TASK GOAL
Return each line containing "giunta".

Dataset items
● ● ●

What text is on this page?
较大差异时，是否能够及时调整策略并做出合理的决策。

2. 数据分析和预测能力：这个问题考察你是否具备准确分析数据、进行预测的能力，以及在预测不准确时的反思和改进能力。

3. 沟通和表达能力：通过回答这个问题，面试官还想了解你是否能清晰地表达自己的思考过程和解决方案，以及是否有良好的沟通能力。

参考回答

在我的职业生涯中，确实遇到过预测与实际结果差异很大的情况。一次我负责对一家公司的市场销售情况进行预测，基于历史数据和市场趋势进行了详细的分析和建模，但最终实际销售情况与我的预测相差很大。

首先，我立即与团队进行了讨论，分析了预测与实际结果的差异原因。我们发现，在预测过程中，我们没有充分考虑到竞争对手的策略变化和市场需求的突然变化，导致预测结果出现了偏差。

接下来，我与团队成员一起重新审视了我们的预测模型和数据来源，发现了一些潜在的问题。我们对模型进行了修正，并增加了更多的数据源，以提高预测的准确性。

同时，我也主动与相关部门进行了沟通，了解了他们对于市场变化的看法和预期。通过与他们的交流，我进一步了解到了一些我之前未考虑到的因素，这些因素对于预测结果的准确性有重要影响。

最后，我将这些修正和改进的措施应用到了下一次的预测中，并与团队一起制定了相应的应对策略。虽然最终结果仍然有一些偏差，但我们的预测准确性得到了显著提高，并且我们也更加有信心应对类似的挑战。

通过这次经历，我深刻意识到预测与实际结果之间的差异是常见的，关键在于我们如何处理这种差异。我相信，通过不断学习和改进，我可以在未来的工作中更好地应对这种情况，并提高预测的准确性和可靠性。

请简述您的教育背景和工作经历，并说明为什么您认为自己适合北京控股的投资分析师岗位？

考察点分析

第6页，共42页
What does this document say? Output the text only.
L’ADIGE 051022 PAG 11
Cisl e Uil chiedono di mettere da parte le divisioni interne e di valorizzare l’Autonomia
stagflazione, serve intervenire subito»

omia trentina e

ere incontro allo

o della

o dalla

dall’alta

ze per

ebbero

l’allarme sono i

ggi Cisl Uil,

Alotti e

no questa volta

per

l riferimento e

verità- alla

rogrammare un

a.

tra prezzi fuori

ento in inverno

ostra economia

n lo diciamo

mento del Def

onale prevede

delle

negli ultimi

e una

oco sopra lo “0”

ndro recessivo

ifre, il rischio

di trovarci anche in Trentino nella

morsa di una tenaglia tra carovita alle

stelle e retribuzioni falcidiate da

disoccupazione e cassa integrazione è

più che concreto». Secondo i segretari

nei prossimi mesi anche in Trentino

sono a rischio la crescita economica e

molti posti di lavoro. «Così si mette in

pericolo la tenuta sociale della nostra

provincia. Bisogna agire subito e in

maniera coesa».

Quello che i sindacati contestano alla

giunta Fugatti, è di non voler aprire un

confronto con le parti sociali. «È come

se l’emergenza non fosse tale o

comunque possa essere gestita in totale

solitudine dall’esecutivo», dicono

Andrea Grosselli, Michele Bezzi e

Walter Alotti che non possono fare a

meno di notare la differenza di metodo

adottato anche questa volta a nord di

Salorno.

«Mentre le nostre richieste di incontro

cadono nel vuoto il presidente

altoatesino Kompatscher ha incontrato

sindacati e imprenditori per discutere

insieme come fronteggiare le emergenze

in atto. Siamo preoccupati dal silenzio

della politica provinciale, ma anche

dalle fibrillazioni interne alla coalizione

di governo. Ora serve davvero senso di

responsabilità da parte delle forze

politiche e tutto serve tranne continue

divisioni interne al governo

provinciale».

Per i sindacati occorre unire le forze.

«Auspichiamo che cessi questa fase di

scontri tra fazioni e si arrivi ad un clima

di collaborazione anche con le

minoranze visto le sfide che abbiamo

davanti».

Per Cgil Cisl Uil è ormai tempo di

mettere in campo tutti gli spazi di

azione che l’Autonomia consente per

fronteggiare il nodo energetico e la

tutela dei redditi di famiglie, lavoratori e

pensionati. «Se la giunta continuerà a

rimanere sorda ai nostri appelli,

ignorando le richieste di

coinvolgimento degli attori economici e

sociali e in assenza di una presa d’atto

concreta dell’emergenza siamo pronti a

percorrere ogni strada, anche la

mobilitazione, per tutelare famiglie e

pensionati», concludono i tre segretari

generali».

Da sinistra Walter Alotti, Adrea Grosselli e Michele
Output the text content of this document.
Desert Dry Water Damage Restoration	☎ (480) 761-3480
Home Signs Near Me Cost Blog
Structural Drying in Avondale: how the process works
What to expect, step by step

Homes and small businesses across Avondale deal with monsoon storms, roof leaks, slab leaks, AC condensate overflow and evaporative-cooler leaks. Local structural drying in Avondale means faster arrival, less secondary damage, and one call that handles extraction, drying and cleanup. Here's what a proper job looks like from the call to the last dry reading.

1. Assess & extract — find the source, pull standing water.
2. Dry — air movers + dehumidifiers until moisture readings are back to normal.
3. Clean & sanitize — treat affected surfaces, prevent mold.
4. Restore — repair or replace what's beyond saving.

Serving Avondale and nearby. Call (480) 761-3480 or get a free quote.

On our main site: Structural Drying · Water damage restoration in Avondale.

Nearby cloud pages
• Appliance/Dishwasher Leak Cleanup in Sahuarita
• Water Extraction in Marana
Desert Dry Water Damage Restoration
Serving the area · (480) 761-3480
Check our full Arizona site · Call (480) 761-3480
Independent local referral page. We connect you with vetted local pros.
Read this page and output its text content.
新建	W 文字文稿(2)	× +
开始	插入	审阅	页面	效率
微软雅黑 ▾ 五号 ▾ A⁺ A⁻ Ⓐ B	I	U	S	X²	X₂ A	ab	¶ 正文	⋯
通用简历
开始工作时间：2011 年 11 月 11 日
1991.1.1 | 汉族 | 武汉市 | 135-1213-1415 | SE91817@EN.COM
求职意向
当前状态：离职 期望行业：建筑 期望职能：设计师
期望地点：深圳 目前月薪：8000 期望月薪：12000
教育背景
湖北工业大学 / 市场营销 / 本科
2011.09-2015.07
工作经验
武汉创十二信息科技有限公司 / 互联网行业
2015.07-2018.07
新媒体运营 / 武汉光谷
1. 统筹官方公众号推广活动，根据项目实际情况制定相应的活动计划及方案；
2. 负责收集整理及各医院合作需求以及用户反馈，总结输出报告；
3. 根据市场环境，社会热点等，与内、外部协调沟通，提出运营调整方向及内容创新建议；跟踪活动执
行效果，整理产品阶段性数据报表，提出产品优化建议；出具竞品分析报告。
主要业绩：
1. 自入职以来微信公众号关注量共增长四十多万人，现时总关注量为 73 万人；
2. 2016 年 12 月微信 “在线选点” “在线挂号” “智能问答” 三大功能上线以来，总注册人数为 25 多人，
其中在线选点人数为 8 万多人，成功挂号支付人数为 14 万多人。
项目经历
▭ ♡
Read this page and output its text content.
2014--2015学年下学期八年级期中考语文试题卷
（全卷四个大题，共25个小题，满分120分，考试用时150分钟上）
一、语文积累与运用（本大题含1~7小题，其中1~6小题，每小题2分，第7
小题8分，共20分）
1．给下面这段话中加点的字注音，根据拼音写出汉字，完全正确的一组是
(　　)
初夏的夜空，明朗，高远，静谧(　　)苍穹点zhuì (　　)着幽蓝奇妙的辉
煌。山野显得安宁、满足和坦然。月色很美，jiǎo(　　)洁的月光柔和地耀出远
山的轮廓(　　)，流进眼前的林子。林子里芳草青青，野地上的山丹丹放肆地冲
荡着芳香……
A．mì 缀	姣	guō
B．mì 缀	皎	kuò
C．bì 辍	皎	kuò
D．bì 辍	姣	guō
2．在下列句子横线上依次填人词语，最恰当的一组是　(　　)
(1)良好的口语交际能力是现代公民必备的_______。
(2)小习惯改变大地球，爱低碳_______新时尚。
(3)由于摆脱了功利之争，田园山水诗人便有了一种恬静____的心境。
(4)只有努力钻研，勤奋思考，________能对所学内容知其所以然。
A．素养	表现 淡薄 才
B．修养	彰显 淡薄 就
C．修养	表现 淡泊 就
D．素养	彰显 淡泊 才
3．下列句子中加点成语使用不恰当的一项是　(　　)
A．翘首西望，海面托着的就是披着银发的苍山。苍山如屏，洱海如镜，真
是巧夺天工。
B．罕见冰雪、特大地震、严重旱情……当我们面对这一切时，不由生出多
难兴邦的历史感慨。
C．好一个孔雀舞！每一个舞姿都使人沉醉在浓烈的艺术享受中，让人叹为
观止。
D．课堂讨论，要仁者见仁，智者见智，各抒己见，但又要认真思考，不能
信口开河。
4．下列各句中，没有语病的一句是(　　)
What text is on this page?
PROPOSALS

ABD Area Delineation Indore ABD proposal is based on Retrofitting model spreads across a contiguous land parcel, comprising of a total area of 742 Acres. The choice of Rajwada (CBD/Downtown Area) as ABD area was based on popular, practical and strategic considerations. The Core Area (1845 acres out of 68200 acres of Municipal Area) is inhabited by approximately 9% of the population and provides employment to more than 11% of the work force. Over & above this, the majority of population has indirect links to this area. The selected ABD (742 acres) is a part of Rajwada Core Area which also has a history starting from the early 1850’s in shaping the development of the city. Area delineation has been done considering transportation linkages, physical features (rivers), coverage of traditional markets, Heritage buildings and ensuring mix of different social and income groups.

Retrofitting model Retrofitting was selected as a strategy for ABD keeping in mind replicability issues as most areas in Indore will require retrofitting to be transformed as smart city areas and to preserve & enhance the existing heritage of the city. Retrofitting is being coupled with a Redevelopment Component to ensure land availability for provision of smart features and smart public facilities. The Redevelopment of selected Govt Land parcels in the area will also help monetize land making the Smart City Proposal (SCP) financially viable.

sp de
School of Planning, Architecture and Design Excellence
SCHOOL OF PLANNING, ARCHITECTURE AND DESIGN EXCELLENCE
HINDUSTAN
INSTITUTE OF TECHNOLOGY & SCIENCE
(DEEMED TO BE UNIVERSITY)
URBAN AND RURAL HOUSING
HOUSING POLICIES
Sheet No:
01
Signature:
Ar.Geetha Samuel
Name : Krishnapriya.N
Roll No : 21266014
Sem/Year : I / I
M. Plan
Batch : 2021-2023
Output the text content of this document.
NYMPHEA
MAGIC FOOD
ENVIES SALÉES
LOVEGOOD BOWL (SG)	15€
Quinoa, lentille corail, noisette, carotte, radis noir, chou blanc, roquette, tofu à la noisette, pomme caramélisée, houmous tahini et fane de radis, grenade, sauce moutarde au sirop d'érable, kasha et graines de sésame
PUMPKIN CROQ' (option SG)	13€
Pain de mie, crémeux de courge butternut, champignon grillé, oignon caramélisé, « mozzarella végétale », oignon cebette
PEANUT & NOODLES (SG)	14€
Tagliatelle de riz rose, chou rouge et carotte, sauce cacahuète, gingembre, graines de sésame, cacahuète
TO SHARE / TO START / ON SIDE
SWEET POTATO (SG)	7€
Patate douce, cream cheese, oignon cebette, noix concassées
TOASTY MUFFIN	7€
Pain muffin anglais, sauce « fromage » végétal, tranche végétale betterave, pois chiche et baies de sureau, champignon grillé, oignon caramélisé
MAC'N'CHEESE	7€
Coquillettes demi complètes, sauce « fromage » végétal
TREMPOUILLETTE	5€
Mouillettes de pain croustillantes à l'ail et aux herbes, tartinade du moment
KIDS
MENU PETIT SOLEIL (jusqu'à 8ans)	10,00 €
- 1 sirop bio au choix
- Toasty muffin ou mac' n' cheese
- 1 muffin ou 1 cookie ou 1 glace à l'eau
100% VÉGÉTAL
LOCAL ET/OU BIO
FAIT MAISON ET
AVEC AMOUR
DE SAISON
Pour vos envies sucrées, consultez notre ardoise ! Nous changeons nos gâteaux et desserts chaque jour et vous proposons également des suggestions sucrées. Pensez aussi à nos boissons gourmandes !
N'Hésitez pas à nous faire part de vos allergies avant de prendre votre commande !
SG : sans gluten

● ● ●

COMPLETED EXERCISE
giunta Fugatti, è di non voler aprire un
pensionati. «Se la giunta continuerà a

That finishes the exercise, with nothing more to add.